Work required: Collect every line that includes the string "text".

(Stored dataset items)
━━━━━━

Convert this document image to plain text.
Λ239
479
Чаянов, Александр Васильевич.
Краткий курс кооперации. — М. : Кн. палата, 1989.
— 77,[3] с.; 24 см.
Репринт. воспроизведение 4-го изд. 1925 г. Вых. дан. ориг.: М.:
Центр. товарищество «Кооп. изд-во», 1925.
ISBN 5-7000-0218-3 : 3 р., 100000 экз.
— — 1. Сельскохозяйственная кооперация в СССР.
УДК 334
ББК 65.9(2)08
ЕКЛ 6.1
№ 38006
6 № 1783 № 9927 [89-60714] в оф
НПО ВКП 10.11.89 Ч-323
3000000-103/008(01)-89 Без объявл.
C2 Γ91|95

━━━━━━

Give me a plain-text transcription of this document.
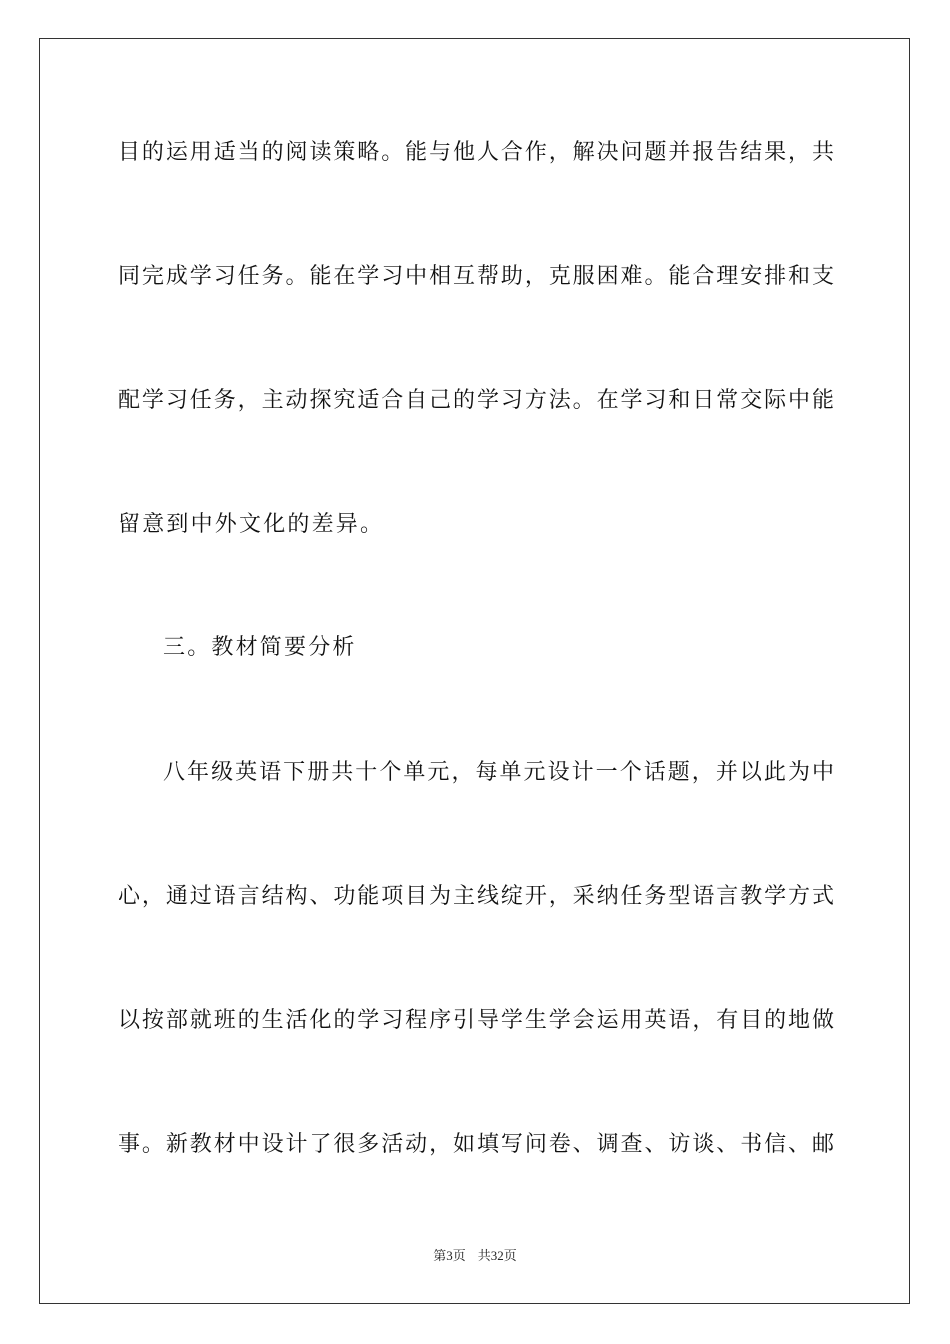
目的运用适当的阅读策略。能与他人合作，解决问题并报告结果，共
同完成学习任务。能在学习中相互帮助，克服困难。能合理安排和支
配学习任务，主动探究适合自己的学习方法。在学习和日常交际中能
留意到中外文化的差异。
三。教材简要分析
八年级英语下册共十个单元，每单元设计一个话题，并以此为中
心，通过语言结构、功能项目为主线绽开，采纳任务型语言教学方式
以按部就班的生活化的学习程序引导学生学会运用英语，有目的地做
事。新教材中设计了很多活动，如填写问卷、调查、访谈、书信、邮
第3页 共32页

━━━━━━

Solution to this task:
Convert this document image to plain text.
Give me a plain-text transcription of this document.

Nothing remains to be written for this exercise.